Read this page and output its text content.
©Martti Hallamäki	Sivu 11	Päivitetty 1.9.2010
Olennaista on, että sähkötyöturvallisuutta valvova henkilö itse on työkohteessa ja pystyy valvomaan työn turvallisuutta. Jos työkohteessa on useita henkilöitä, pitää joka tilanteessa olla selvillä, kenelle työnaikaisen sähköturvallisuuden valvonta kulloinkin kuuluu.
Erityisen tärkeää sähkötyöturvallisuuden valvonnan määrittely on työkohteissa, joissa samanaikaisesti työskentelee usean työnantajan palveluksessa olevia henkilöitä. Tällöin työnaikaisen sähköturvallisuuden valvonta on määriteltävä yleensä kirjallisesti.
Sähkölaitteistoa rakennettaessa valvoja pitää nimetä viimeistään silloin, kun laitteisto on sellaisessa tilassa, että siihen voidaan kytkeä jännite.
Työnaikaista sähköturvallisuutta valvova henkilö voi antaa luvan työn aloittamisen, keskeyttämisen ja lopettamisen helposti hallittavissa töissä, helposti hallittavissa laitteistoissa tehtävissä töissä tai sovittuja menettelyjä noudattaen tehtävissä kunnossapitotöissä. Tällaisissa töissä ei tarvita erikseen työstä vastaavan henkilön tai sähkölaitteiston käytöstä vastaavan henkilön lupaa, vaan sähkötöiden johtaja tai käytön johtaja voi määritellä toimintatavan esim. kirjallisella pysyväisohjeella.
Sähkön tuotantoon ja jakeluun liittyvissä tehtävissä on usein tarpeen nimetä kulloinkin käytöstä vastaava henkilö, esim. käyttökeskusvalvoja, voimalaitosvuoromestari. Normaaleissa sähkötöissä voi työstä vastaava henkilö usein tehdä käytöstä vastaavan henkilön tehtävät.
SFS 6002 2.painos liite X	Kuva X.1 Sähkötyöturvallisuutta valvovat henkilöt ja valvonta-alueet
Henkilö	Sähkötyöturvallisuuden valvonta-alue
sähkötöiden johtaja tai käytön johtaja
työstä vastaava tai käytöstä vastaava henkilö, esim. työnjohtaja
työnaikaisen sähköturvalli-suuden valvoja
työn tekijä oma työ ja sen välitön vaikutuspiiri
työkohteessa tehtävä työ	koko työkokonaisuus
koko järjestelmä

================

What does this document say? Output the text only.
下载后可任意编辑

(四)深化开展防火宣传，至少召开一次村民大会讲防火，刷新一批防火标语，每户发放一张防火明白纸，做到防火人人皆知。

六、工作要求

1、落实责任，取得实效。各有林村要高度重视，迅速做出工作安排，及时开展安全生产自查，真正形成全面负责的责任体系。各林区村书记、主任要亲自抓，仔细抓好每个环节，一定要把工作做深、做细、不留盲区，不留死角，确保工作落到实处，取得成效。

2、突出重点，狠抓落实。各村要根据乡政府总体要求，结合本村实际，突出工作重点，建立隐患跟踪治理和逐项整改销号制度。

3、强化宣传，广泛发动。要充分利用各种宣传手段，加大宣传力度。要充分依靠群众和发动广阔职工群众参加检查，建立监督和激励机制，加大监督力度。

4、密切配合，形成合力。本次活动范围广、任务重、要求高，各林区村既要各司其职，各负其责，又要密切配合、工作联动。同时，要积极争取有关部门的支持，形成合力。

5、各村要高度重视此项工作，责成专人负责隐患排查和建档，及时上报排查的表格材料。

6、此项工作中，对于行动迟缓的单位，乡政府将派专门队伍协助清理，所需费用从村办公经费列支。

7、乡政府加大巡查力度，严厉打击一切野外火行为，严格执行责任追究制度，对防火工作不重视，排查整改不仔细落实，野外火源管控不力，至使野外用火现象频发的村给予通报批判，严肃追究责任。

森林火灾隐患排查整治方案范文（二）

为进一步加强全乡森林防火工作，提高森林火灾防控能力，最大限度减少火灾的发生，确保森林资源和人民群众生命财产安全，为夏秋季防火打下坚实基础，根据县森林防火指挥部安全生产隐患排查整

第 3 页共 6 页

================

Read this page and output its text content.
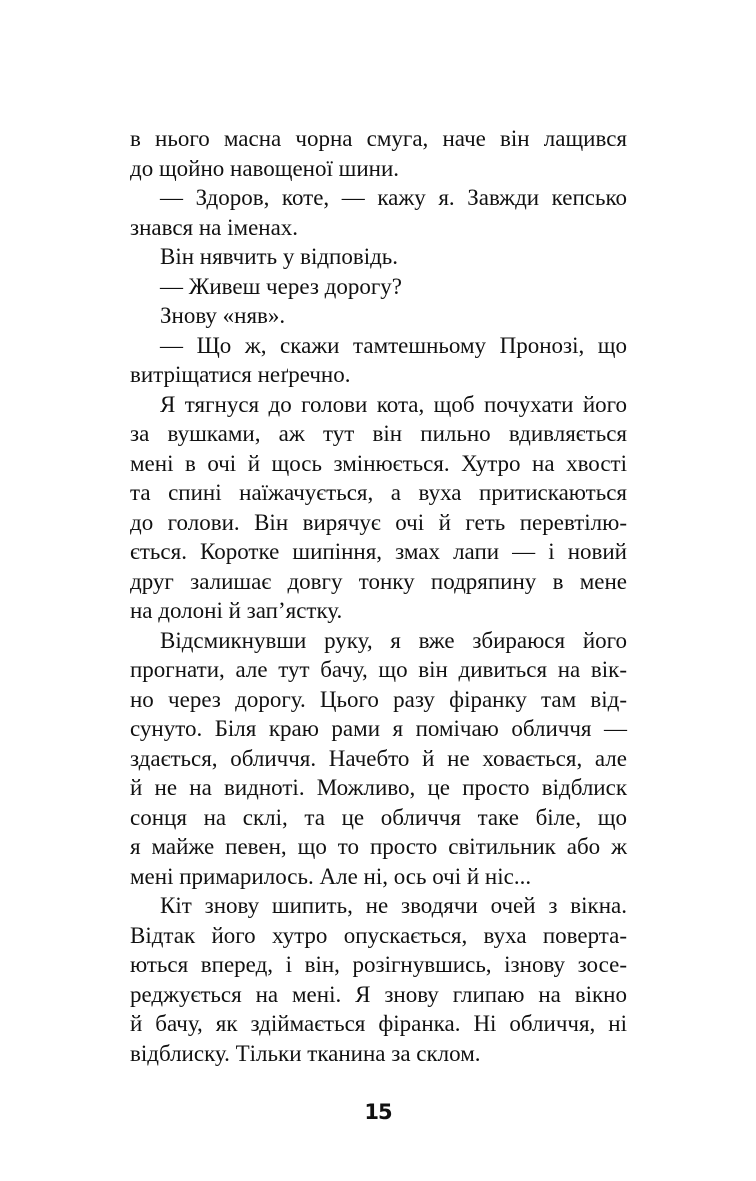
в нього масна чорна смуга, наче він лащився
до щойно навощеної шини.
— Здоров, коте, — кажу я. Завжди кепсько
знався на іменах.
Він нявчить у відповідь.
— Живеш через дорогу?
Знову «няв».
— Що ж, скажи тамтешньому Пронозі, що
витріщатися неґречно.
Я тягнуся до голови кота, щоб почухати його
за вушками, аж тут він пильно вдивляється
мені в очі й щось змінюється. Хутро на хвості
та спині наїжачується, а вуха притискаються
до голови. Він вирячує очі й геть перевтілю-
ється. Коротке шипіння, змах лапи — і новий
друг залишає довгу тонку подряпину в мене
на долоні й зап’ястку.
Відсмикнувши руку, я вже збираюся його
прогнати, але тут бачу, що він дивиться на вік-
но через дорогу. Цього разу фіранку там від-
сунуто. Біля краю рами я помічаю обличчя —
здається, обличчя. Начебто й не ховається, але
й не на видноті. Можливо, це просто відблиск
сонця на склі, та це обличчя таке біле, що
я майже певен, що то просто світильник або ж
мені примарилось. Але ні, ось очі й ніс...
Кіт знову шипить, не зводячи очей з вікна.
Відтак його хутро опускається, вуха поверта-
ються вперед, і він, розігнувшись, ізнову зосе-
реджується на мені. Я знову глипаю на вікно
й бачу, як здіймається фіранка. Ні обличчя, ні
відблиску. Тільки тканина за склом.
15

================

Look for the word "käytöstä" and return every line where it occurs.

Työnaikaista sähköturvallisuutta valvova henkilö voi antaa luvan työn aloittamisen, keskeyttämisen ja lopettamisen helposti hallittavissa töissä, helposti hallittavissa laitteistoissa tehtävissä töissä tai sovittuja menettelyjä noudattaen tehtävissä kunnossapitotöissä. Tällaisissa töissä ei tarvita erikseen työstä vastaavan henkilön tai sähkölaitteiston käytöstä vastaavan henkilön lupaa, vaan sähkötöiden johtaja tai käytön johtaja voi määritellä toimintatavan esim. kirjallisella pysyväisohjeella.
Sähkön tuotantoon ja jakeluun liittyvissä tehtävissä on usein tarpeen nimetä kulloinkin käytöstä vastaava henkilö, esim. käyttökeskusvalvoja, voimalaitosvuoromestari. Normaaleissa sähkötöissä voi työstä vastaava henkilö usein tehdä käytöstä vastaavan henkilön tehtävät.
työstä vastaava tai käytöstä vastaava henkilö, esim. työnjohtaja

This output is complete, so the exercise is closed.